**Try it:** Write out the passage below on Mendizábal's broadcasting career word for word, from "In November 2008, Mendizábal" up to and including "who accepted it.".

**Provided passage:**
The public state television broadcaster Televisión Española employed Mendizábal to be a presenter of the TVE1 political debate programme 59 segundos in October 2004. The programme enabled her to become a mediator of both debate and political news. In early 2006, Mendizábal left public television and joined the private sector when she was signed as a newscaster by the newly formed private LaSexta channel. She was assigned to read the news on the second edition of the La Sexta Noticias news bulletin, and has covered for colleagues who became pregnant. Mendizábal co-hosted the two-hour avant-garde journalism magazine programme Sexto Sentido with Helena Resano and Cristina Villanueva for one season commencing in November 2006. She presented the 2008 LaSexta fictional documentary series Viva la República in which a theorised Republican faction victory in the Spanish Civil War and its effects on Spain are discussed. Mendizábal moderated a programme on LaSexta following a debate between prime ministerial candidates José Luis Rodríguez Zapatero and Mariano Rajoy prior to the 2008 Spanish general election. She worked as a special envoy reporting on the 2008 United States presidential election, which was won by Barack Obama.

In November 2008, Mendizábal was elected to serve as a vice-president of the Federation of Associations of Journalists of Spain, which was a role she held until October 2009. She was replaced by Elsa González due to time constraints forcing her to skip other commitments. Mendizábal began working as the main presenter of the evening news magazine programme Más vale tarde on 29 October 2012. In May 2017, she was part of a sit-in at LaSexta to promote a social media backed campaign promoting awareness of the European migrant crisis in the Mediterranean. Mendizábal presented the investigative journalism series Scoop in 2018, interviewing figures who were responsible for compling the investigations. She had proposed the concept of the programme, with she and the La Caña Brothers agency sent to LaSexta, who accepted it.

Extracted data items
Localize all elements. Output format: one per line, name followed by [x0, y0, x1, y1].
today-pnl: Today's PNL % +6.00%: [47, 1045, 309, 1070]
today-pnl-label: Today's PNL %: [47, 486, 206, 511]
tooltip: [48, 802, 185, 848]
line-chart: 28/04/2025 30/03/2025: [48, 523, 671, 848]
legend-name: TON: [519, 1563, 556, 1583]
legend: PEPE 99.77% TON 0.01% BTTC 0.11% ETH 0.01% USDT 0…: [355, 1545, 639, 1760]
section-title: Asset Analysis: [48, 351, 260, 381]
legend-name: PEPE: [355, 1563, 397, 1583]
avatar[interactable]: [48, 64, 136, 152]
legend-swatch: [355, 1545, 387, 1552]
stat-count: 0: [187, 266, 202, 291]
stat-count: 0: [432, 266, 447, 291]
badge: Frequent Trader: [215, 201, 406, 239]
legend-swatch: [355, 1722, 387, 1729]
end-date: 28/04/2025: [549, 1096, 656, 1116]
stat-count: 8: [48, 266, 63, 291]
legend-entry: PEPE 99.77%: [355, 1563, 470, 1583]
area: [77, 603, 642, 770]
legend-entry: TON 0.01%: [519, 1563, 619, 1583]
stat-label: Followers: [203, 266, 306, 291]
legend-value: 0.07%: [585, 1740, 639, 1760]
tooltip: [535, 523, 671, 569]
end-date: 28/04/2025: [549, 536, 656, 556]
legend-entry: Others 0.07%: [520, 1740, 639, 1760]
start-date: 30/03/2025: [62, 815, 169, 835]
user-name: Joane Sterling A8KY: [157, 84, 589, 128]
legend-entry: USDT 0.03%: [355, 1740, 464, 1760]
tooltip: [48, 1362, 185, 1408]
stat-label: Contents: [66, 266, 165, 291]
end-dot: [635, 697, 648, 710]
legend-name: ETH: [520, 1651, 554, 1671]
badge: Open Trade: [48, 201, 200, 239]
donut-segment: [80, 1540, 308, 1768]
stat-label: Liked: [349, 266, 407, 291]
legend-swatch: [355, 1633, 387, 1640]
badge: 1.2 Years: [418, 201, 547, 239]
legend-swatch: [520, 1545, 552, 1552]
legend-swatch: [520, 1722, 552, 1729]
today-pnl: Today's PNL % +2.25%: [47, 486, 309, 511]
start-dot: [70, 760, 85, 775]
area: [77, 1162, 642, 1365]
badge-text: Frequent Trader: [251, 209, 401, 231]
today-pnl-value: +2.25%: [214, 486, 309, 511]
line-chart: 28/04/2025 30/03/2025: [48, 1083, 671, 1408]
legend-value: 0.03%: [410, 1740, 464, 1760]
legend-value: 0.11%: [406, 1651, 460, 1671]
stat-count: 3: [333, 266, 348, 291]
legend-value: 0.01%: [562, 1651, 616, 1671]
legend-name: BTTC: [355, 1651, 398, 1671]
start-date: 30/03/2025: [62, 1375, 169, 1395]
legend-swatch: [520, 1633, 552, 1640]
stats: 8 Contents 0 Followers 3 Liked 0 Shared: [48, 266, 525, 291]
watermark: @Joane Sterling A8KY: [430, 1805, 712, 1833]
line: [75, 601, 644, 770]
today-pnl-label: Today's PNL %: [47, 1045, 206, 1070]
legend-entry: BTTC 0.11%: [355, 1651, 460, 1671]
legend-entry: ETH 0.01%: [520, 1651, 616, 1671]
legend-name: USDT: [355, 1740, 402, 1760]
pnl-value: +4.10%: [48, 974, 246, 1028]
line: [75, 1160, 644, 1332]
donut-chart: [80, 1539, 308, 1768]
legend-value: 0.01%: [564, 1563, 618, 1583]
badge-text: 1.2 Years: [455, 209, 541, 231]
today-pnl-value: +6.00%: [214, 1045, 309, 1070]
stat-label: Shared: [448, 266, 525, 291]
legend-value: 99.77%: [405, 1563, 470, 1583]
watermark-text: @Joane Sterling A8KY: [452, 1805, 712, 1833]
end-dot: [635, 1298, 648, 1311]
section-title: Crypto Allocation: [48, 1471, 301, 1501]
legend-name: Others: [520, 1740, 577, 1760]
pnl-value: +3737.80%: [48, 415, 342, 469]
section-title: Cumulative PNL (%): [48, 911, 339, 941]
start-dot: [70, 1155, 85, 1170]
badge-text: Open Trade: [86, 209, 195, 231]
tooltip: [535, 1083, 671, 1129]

**Task solution:**
In November 2008, Mendizábal was elected to serve as a vice-president of the Federation of Associations of Journalists of Spain, which was a role she held until October 2009. She was replaced by Elsa González due to time constraints forcing her to skip other commitments. Mendizábal began working as the main presenter of the evening news magazine programme Más vale tarde on 29 October 2012. In May 2017, she was part of a sit-in at LaSexta to promote a social media backed campaign promoting awareness of the European migrant crisis in the Mediterranean. Mendizábal presented the investigative journalism series Scoop in 2018, interviewing figures who were responsible for compling the investigations. She had proposed the concept of the programme, with she and the La Caña Brothers agency sent to LaSexta, who accepted it.